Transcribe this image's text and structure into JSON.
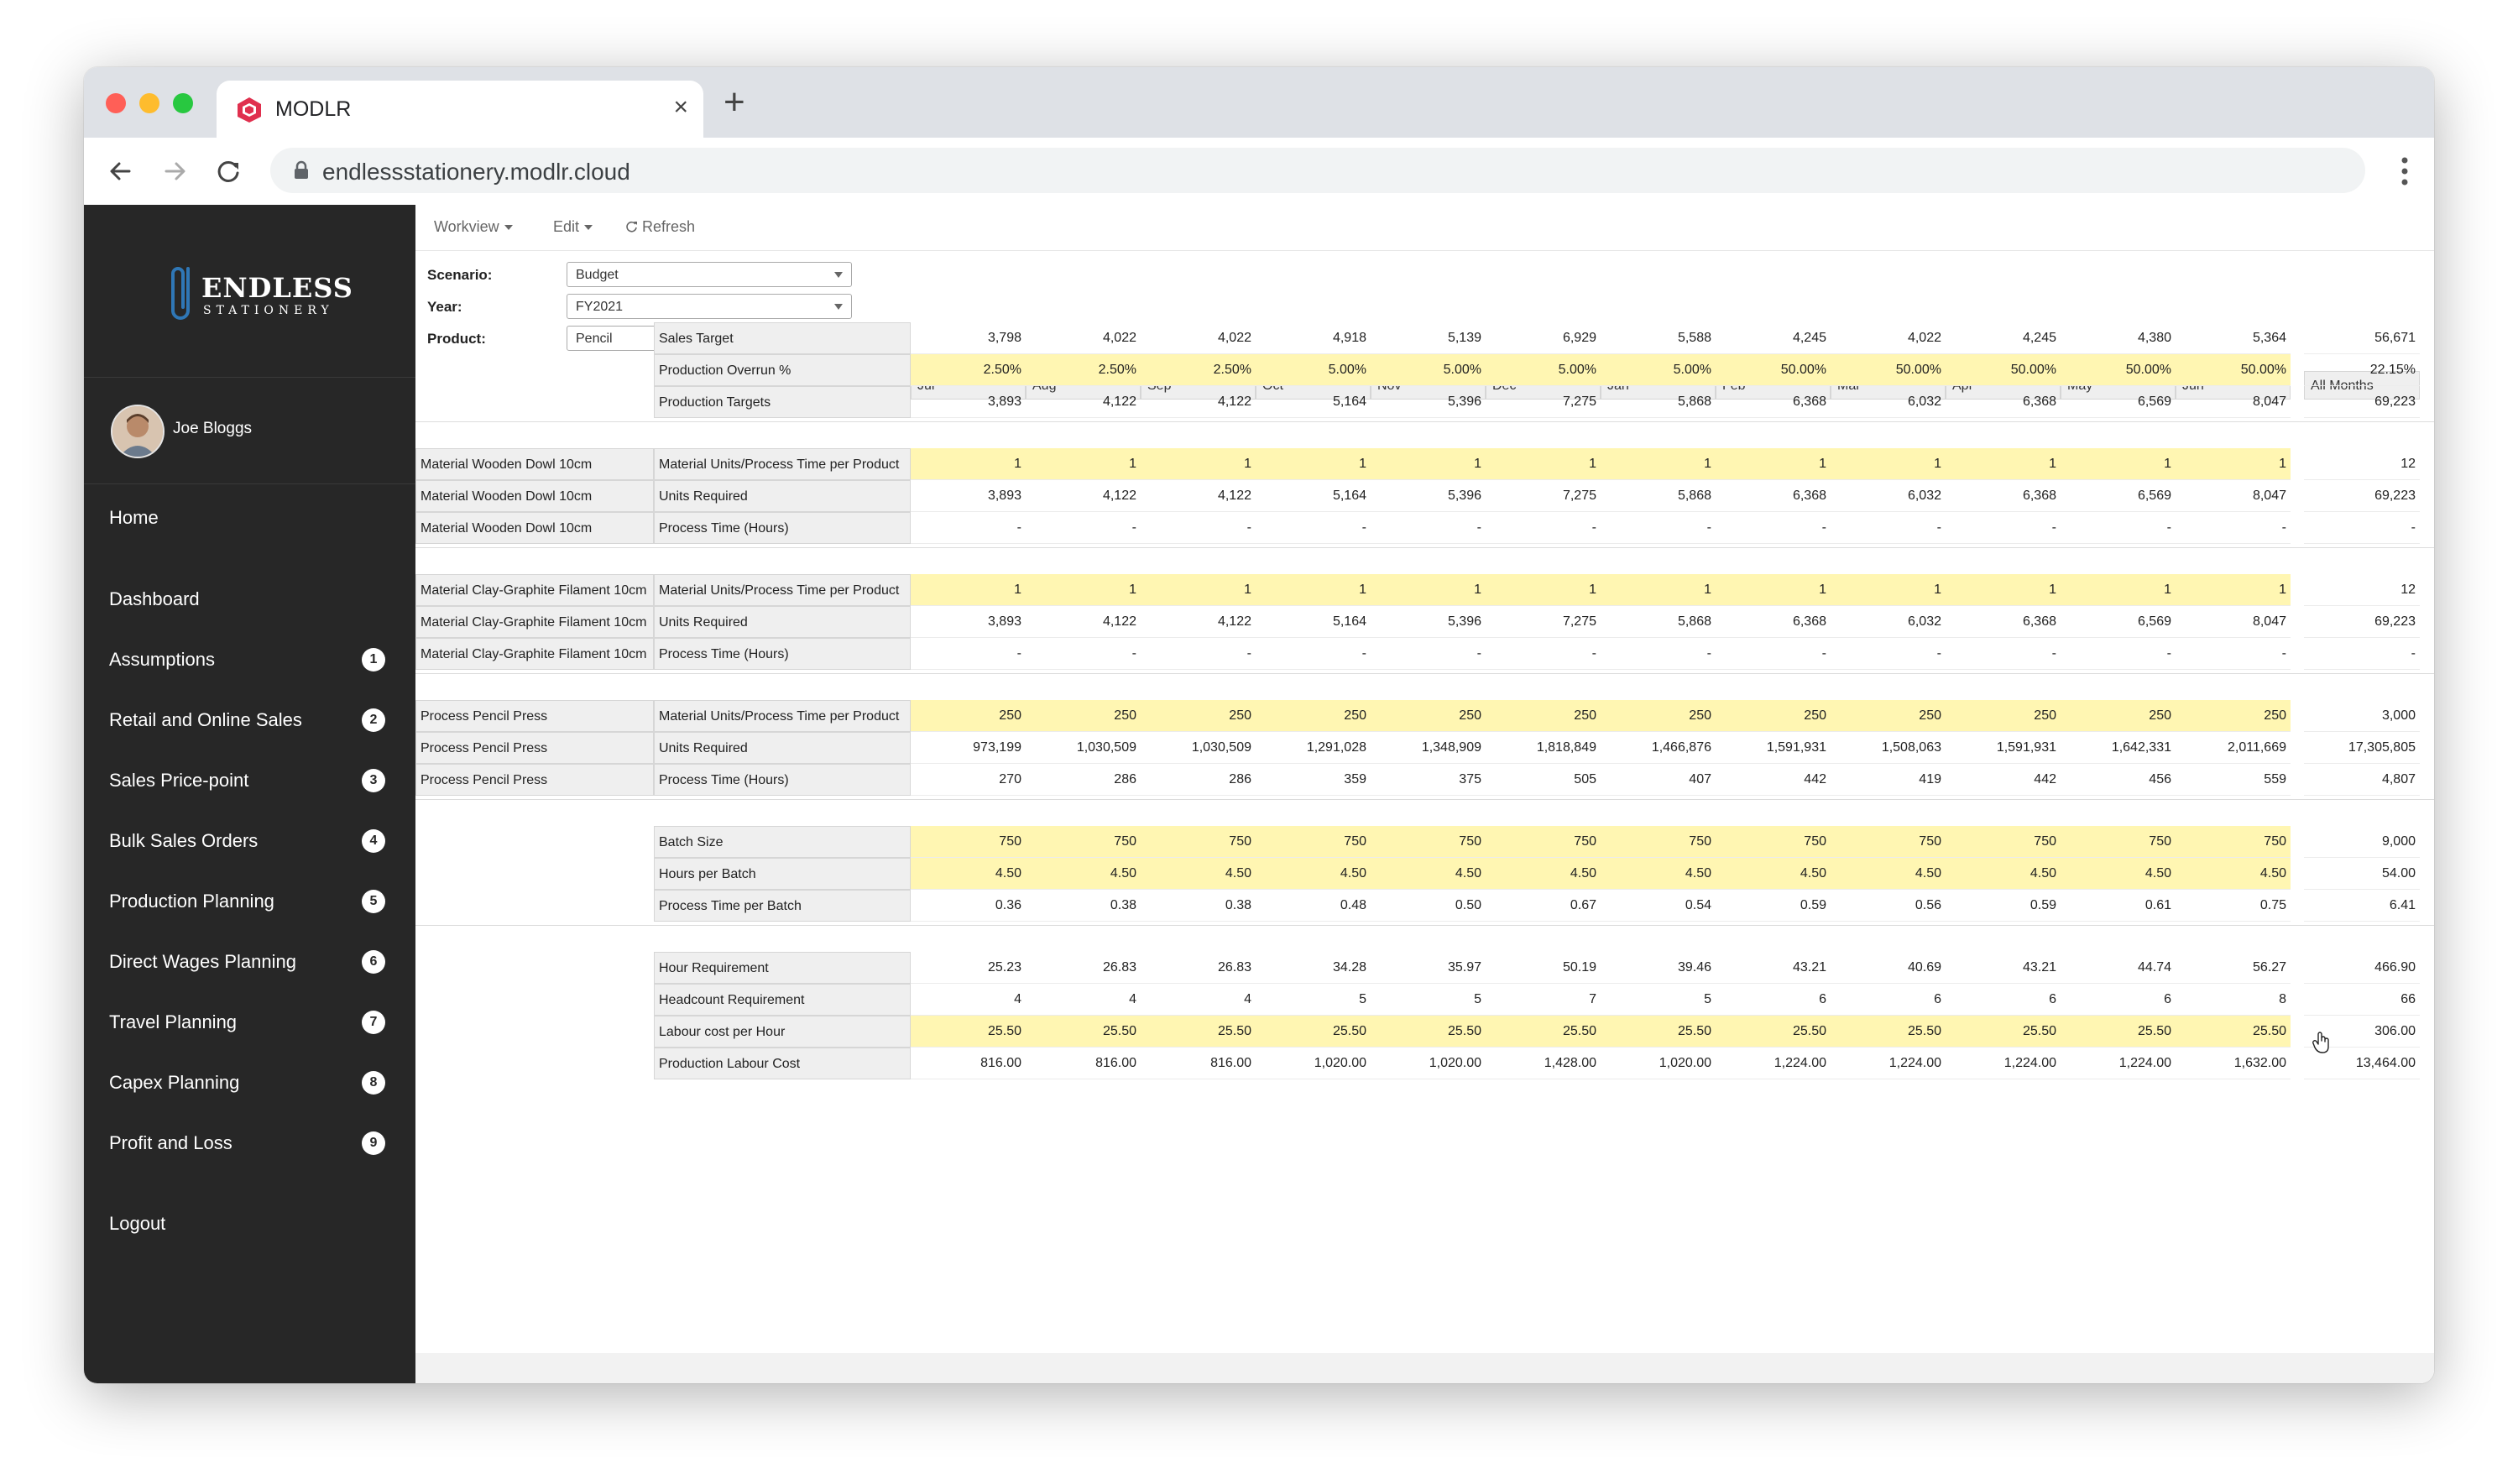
{
  "browser": {
    "tab_title": "MODLR",
    "url": "endlessstationery.modlr.cloud"
  },
  "brand": {
    "line1": "ENDLESS",
    "line2": "STATIONERY"
  },
  "user": {
    "name": "Joe Bloggs"
  },
  "nav": [
    {
      "label": "Home"
    },
    {
      "label": "Dashboard"
    },
    {
      "label": "Assumptions",
      "badge": "1"
    },
    {
      "label": "Retail and Online Sales",
      "badge": "2"
    },
    {
      "label": "Sales Price-point",
      "badge": "3"
    },
    {
      "label": "Bulk Sales Orders",
      "badge": "4"
    },
    {
      "label": "Production Planning",
      "badge": "5"
    },
    {
      "label": "Direct Wages Planning",
      "badge": "6"
    },
    {
      "label": "Travel Planning",
      "badge": "7"
    },
    {
      "label": "Capex Planning",
      "badge": "8"
    },
    {
      "label": "Profit and Loss",
      "badge": "9"
    },
    {
      "label": "Logout"
    }
  ],
  "menubar": {
    "workview": "Workview",
    "edit": "Edit",
    "refresh": "Refresh"
  },
  "selectors": [
    {
      "label": "Scenario:",
      "value": "Budget"
    },
    {
      "label": "Year:",
      "value": "FY2021"
    },
    {
      "label": "Product:",
      "value": "Pencil"
    }
  ],
  "columns": [
    "Jul",
    "Aug",
    "Sep",
    "Oct",
    "Nov",
    "Dec",
    "Jan",
    "Feb",
    "Mar",
    "Apr",
    "May",
    "Jun"
  ],
  "total_column": "All Months",
  "colors": {
    "sidebar": "#272727",
    "highlight": "#fff6b2",
    "brand": "#2f77b6"
  },
  "rows": [
    {
      "group": 0,
      "dim": "",
      "measure": "Sales Target",
      "yellow": false,
      "values": [
        "3,798",
        "4,022",
        "4,022",
        "4,918",
        "5,139",
        "6,929",
        "5,588",
        "4,245",
        "4,022",
        "4,245",
        "4,380",
        "5,364"
      ],
      "total": "56,671"
    },
    {
      "group": 0,
      "dim": "",
      "measure": "Production Overrun %",
      "yellow": true,
      "values": [
        "2.50%",
        "2.50%",
        "2.50%",
        "5.00%",
        "5.00%",
        "5.00%",
        "5.00%",
        "50.00%",
        "50.00%",
        "50.00%",
        "50.00%",
        "50.00%"
      ],
      "total": "22.15%"
    },
    {
      "group": 0,
      "dim": "",
      "measure": "Production Targets",
      "yellow": false,
      "values": [
        "3,893",
        "4,122",
        "4,122",
        "5,164",
        "5,396",
        "7,275",
        "5,868",
        "6,368",
        "6,032",
        "6,368",
        "6,569",
        "8,047"
      ],
      "total": "69,223"
    },
    {
      "group": 1,
      "dim": "Material Wooden Dowl 10cm",
      "measure": "Material Units/Process Time per Product",
      "yellow": true,
      "values": [
        "1",
        "1",
        "1",
        "1",
        "1",
        "1",
        "1",
        "1",
        "1",
        "1",
        "1",
        "1"
      ],
      "total": "12"
    },
    {
      "group": 1,
      "dim": "Material Wooden Dowl 10cm",
      "measure": "Units Required",
      "yellow": false,
      "values": [
        "3,893",
        "4,122",
        "4,122",
        "5,164",
        "5,396",
        "7,275",
        "5,868",
        "6,368",
        "6,032",
        "6,368",
        "6,569",
        "8,047"
      ],
      "total": "69,223"
    },
    {
      "group": 1,
      "dim": "Material Wooden Dowl 10cm",
      "measure": "Process Time (Hours)",
      "yellow": false,
      "values": [
        "-",
        "-",
        "-",
        "-",
        "-",
        "-",
        "-",
        "-",
        "-",
        "-",
        "-",
        "-"
      ],
      "total": "-"
    },
    {
      "group": 2,
      "dim": "Material Clay-Graphite Filament 10cm",
      "measure": "Material Units/Process Time per Product",
      "yellow": true,
      "values": [
        "1",
        "1",
        "1",
        "1",
        "1",
        "1",
        "1",
        "1",
        "1",
        "1",
        "1",
        "1"
      ],
      "total": "12"
    },
    {
      "group": 2,
      "dim": "Material Clay-Graphite Filament 10cm",
      "measure": "Units Required",
      "yellow": false,
      "values": [
        "3,893",
        "4,122",
        "4,122",
        "5,164",
        "5,396",
        "7,275",
        "5,868",
        "6,368",
        "6,032",
        "6,368",
        "6,569",
        "8,047"
      ],
      "total": "69,223"
    },
    {
      "group": 2,
      "dim": "Material Clay-Graphite Filament 10cm",
      "measure": "Process Time (Hours)",
      "yellow": false,
      "values": [
        "-",
        "-",
        "-",
        "-",
        "-",
        "-",
        "-",
        "-",
        "-",
        "-",
        "-",
        "-"
      ],
      "total": "-"
    },
    {
      "group": 3,
      "dim": "Process Pencil Press",
      "measure": "Material Units/Process Time per Product",
      "yellow": true,
      "values": [
        "250",
        "250",
        "250",
        "250",
        "250",
        "250",
        "250",
        "250",
        "250",
        "250",
        "250",
        "250"
      ],
      "total": "3,000"
    },
    {
      "group": 3,
      "dim": "Process Pencil Press",
      "measure": "Units Required",
      "yellow": false,
      "values": [
        "973,199",
        "1,030,509",
        "1,030,509",
        "1,291,028",
        "1,348,909",
        "1,818,849",
        "1,466,876",
        "1,591,931",
        "1,508,063",
        "1,591,931",
        "1,642,331",
        "2,011,669"
      ],
      "total": "17,305,805"
    },
    {
      "group": 3,
      "dim": "Process Pencil Press",
      "measure": "Process Time (Hours)",
      "yellow": false,
      "values": [
        "270",
        "286",
        "286",
        "359",
        "375",
        "505",
        "407",
        "442",
        "419",
        "442",
        "456",
        "559"
      ],
      "total": "4,807"
    },
    {
      "group": 4,
      "dim": "",
      "measure": "Batch Size",
      "yellow": true,
      "values": [
        "750",
        "750",
        "750",
        "750",
        "750",
        "750",
        "750",
        "750",
        "750",
        "750",
        "750",
        "750"
      ],
      "total": "9,000"
    },
    {
      "group": 4,
      "dim": "",
      "measure": "Hours per Batch",
      "yellow": true,
      "values": [
        "4.50",
        "4.50",
        "4.50",
        "4.50",
        "4.50",
        "4.50",
        "4.50",
        "4.50",
        "4.50",
        "4.50",
        "4.50",
        "4.50"
      ],
      "total": "54.00"
    },
    {
      "group": 4,
      "dim": "",
      "measure": "Process Time per Batch",
      "yellow": false,
      "values": [
        "0.36",
        "0.38",
        "0.38",
        "0.48",
        "0.50",
        "0.67",
        "0.54",
        "0.59",
        "0.56",
        "0.59",
        "0.61",
        "0.75"
      ],
      "total": "6.41"
    },
    {
      "group": 5,
      "dim": "",
      "measure": "Hour Requirement",
      "yellow": false,
      "values": [
        "25.23",
        "26.83",
        "26.83",
        "34.28",
        "35.97",
        "50.19",
        "39.46",
        "43.21",
        "40.69",
        "43.21",
        "44.74",
        "56.27"
      ],
      "total": "466.90"
    },
    {
      "group": 5,
      "dim": "",
      "measure": "Headcount Requirement",
      "yellow": false,
      "values": [
        "4",
        "4",
        "4",
        "5",
        "5",
        "7",
        "5",
        "6",
        "6",
        "6",
        "6",
        "8"
      ],
      "total": "66"
    },
    {
      "group": 5,
      "dim": "",
      "measure": "Labour cost per Hour",
      "yellow": true,
      "values": [
        "25.50",
        "25.50",
        "25.50",
        "25.50",
        "25.50",
        "25.50",
        "25.50",
        "25.50",
        "25.50",
        "25.50",
        "25.50",
        "25.50"
      ],
      "total": "306.00"
    },
    {
      "group": 5,
      "dim": "",
      "measure": "Production Labour Cost",
      "yellow": false,
      "values": [
        "816.00",
        "816.00",
        "816.00",
        "1,020.00",
        "1,020.00",
        "1,428.00",
        "1,020.00",
        "1,224.00",
        "1,224.00",
        "1,224.00",
        "1,224.00",
        "1,632.00"
      ],
      "total": "13,464.00"
    }
  ]
}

Problem to solve: Establish how many lines of the material above hold the word "Requirement". Nothing but the count should be returned.

Result of the task: 2